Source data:

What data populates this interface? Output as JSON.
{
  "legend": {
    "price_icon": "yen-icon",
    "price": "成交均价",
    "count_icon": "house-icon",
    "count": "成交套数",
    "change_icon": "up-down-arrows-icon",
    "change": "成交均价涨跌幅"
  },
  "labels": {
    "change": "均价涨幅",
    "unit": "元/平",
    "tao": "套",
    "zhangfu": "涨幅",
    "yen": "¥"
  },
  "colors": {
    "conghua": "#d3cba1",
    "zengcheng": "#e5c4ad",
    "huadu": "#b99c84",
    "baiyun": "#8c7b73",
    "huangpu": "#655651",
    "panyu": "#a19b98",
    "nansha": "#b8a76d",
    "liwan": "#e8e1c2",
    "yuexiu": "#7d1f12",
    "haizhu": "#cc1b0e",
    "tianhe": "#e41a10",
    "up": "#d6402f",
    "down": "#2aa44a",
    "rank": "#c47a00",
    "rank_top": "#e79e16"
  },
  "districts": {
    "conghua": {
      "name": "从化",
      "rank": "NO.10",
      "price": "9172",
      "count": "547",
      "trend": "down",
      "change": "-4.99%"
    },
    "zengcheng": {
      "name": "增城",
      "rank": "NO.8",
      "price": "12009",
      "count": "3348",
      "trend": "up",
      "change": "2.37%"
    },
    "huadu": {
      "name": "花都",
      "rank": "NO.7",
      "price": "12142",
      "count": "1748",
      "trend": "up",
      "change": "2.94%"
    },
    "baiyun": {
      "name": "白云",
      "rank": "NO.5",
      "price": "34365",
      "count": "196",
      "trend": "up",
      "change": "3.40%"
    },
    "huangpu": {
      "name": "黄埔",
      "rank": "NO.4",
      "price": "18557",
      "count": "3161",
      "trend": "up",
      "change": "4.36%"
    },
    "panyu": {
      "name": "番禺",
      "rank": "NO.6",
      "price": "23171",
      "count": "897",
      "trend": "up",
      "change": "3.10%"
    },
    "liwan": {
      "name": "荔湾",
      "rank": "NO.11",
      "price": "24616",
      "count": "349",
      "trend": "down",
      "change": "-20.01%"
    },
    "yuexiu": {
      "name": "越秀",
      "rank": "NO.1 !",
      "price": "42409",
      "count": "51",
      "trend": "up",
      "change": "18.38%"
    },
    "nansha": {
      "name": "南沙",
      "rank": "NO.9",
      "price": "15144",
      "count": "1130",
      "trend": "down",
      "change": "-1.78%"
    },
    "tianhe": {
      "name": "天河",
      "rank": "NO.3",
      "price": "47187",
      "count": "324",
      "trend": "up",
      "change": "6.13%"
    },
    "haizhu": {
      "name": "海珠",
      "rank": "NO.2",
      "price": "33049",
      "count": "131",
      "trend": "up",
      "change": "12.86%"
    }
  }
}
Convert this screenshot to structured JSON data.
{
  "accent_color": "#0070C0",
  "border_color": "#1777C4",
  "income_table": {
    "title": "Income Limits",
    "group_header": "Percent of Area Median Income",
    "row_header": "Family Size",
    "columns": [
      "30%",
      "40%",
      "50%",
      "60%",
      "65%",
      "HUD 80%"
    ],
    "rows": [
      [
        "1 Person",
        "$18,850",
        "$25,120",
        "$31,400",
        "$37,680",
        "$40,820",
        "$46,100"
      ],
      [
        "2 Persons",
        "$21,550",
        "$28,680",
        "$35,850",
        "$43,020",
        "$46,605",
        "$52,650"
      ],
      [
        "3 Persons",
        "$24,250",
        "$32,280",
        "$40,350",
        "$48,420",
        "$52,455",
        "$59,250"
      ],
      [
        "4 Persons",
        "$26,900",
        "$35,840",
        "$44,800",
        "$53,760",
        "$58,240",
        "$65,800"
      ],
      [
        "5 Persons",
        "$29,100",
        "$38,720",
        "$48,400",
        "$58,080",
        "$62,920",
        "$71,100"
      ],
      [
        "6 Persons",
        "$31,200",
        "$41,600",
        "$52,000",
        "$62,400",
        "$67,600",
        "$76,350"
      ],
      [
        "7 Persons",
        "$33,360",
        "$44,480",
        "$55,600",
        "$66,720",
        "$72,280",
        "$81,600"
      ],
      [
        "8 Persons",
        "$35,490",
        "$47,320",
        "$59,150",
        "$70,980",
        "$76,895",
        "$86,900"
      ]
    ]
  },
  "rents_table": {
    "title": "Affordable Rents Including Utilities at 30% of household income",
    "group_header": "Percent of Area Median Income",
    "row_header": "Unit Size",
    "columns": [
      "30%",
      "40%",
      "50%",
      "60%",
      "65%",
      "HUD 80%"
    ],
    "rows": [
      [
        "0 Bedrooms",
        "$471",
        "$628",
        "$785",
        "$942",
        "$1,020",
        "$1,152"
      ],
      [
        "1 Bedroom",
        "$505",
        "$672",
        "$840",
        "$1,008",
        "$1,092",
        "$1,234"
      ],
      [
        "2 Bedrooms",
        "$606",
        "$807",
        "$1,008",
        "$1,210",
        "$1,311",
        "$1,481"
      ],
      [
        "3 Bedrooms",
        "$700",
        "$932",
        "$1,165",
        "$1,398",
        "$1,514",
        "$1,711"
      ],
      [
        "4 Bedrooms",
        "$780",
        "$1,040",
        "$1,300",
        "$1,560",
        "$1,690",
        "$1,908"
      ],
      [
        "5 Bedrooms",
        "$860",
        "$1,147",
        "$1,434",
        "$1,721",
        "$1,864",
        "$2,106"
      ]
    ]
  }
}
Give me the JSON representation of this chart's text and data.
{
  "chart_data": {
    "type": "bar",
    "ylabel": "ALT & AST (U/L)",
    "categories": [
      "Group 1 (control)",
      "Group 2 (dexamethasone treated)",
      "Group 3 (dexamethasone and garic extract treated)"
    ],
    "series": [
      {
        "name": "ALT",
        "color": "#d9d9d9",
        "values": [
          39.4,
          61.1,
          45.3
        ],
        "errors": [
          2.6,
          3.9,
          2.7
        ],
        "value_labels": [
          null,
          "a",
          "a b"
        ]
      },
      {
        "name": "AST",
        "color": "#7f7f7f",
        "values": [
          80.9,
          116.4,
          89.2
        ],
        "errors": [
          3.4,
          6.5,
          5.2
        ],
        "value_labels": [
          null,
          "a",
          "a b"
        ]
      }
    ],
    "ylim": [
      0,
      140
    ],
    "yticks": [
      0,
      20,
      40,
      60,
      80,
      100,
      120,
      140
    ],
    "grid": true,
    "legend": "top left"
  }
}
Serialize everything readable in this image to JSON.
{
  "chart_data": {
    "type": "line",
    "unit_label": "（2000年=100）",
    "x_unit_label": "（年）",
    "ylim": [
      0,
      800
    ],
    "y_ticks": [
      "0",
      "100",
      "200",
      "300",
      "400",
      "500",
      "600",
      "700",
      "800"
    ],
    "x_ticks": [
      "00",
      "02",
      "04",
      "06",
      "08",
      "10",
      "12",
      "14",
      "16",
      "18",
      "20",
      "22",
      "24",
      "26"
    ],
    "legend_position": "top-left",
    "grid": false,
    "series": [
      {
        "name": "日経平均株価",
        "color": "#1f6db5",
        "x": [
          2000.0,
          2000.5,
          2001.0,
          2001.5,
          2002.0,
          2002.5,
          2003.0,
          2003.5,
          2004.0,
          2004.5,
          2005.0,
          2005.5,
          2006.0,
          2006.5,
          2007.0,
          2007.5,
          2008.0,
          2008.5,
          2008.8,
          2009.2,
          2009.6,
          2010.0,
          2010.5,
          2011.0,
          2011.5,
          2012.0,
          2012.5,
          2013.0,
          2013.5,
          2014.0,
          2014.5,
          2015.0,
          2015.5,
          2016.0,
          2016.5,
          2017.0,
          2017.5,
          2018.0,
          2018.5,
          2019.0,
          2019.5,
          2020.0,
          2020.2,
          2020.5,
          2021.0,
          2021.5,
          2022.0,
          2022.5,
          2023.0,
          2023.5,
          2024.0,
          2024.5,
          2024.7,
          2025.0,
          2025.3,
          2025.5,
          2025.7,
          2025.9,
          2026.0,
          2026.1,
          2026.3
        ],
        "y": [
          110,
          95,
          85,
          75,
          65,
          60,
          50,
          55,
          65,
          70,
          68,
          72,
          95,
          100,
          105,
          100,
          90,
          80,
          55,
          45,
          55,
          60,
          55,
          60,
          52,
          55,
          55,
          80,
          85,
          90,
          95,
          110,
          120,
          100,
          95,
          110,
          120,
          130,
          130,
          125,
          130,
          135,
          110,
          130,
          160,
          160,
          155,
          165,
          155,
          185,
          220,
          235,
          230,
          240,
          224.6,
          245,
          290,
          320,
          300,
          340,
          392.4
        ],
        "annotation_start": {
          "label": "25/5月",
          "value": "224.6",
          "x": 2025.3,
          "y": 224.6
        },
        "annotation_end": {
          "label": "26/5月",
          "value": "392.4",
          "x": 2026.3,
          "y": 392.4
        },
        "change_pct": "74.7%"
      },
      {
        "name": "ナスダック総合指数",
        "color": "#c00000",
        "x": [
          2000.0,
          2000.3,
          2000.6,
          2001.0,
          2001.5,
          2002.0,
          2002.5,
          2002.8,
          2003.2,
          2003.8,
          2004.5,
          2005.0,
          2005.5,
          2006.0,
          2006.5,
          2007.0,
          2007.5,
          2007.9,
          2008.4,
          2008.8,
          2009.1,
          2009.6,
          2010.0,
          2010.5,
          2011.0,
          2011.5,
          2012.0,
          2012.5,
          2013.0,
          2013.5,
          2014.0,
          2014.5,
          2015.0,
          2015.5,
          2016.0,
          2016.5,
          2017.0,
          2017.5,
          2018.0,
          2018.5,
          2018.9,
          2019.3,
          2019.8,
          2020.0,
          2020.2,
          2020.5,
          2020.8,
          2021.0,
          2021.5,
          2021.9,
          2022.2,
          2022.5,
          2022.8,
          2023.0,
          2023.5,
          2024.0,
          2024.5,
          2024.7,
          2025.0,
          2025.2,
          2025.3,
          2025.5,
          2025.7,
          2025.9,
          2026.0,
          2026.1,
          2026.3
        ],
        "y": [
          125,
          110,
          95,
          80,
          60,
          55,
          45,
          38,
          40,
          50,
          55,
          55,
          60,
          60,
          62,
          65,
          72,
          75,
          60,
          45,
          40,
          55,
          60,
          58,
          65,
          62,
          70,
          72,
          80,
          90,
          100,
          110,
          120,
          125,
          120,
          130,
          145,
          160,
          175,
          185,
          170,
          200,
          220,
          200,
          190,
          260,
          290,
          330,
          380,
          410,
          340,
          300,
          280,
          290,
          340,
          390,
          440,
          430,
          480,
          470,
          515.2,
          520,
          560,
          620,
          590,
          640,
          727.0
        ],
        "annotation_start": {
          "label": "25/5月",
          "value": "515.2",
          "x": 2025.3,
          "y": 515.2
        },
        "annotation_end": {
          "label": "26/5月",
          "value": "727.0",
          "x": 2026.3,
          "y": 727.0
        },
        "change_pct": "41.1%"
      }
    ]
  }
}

#### What you will do
Copy all lines from the material that hold "Bedrooms".

#### Answer
        "0 Bedrooms",
        "2 Bedrooms",
        "3 Bedrooms",
        "4 Bedrooms",
        "5 Bedrooms",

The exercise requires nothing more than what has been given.